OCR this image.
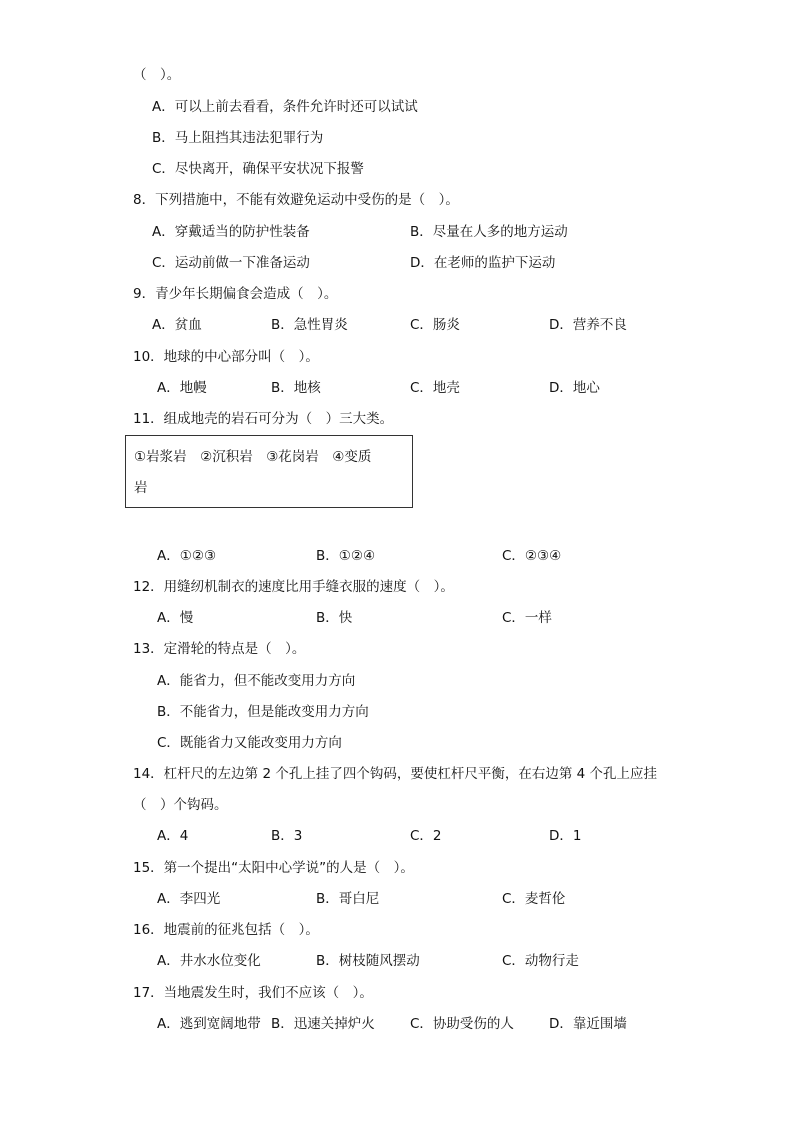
（　）。
A．可以上前去看看，条件允许时还可以试试
B．马上阻挡其违法犯罪行为
C．尽快离开，确保平安状况下报警
8．下列措施中，不能有效避免运动中受伤的是（　）。
A．穿戴适当的防护性装备	B．尽量在人多的地方运动
C．运动前做一下准备运动	D．在老师的监护下运动
9．青少年长期偏食会造成（　）。
A．贫血	B．急性胃炎	C．肠炎	D．营养不良
10．地球的中心部分叫（　）。
A．地幔	B．地核	C．地壳	D．地心
11．组成地壳的岩石可分为（　）三大类。
①岩浆岩　②沉积岩　③花岗岩　④变质
岩
A．①②③	B．①②④	C．②③④
12．用缝纫机制衣的速度比用手缝衣服的速度（　）。
A．慢	B．快	C．一样
13．定滑轮的特点是（　）。
A．能省力，但不能改变用力方向
B．不能省力，但是能改变用力方向
C．既能省力又能改变用力方向
14．杠杆尺的左边第 2 个孔上挂了四个钩码，要使杠杆尺平衡，在右边第 4 个孔上应挂
（　）个钩码。
A．4	B．3	C．2	D．1
15．第一个提出“太阳中心学说”的人是（　）。
A．李四光	B．哥白尼	C．麦哲伦
16．地震前的征兆包括（　）。
A．井水水位变化	B．树枝随风摆动	C．动物行走
17．当地震发生时，我们不应该（　）。
A．逃到宽阔地带 B．迅速关掉炉火	C．协助受伤的人	D．靠近围墙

> **GOAL**
The records above need to be restated word for word, with the pictures left out.

> **FINISHED ANSWER**
OCR this image.
（　）。
A．可以上前去看看，条件允许时还可以试试
B．马上阻挡其违法犯罪行为
C．尽快离开，确保平安状况下报警
8．下列措施中，不能有效避免运动中受伤的是（　）。
A．穿戴适当的防护性装备	B．尽量在人多的地方运动
C．运动前做一下准备运动	D．在老师的监护下运动
9．青少年长期偏食会造成（　）。
A．贫血	B．急性胃炎	C．肠炎	D．营养不良
10．地球的中心部分叫（　）。
A．地幔	B．地核	C．地壳	D．地心
11．组成地壳的岩石可分为（　）三大类。
①岩浆岩　②沉积岩　③花岗岩　④变质
岩
A．①②③	B．①②④	C．②③④
12．用缝纫机制衣的速度比用手缝衣服的速度（　）。
A．慢	B．快	C．一样
13．定滑轮的特点是（　）。
A．能省力，但不能改变用力方向
B．不能省力，但是能改变用力方向
C．既能省力又能改变用力方向
14．杠杆尺的左边第 2 个孔上挂了四个钩码，要使杠杆尺平衡，在右边第 4 个孔上应挂
（　）个钩码。
A．4	B．3	C．2	D．1
15．第一个提出“太阳中心学说”的人是（　）。
A．李四光	B．哥白尼	C．麦哲伦
16．地震前的征兆包括（　）。
A．井水水位变化	B．树枝随风摆动	C．动物行走
17．当地震发生时，我们不应该（　）。
A．逃到宽阔地带 B．迅速关掉炉火	C．协助受伤的人	D．靠近围墙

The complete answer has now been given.